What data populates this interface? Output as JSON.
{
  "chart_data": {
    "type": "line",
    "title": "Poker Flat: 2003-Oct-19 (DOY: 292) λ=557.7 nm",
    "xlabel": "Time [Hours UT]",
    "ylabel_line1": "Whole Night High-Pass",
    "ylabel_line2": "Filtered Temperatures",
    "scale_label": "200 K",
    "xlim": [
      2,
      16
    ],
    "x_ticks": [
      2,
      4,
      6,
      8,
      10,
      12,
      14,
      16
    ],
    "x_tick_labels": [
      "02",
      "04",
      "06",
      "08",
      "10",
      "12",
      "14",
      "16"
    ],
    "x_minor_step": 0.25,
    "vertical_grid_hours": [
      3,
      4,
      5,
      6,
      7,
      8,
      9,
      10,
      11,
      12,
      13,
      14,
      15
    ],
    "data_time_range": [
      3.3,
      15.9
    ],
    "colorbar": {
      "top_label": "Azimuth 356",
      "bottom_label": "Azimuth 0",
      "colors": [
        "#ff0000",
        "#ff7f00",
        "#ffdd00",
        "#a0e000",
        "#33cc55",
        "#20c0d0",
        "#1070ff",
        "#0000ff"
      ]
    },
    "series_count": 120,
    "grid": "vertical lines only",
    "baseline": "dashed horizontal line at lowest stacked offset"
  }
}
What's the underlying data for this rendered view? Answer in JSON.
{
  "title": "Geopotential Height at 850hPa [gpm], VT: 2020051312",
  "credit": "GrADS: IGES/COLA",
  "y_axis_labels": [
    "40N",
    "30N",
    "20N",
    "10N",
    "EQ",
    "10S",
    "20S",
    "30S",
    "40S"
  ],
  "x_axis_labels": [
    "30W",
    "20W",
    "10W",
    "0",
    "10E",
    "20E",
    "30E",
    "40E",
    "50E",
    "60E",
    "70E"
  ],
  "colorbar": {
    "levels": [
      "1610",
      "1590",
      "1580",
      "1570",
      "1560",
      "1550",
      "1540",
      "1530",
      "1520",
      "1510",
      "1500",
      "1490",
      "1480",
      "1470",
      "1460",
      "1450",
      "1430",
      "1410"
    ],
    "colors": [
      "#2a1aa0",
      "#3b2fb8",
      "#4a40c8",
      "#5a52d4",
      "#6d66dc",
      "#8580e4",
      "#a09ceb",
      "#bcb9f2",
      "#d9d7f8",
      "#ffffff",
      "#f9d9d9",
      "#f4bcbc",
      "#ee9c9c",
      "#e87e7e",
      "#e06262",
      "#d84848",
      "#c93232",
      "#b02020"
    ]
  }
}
§
— DO THIS —
In the material above, find each line that contains the word "JSON", and select it.

— SOLVED PROBLEM —
What data populates this interface? Output as JSON.
What's the underlying data for this rendered view? Answer in JSON.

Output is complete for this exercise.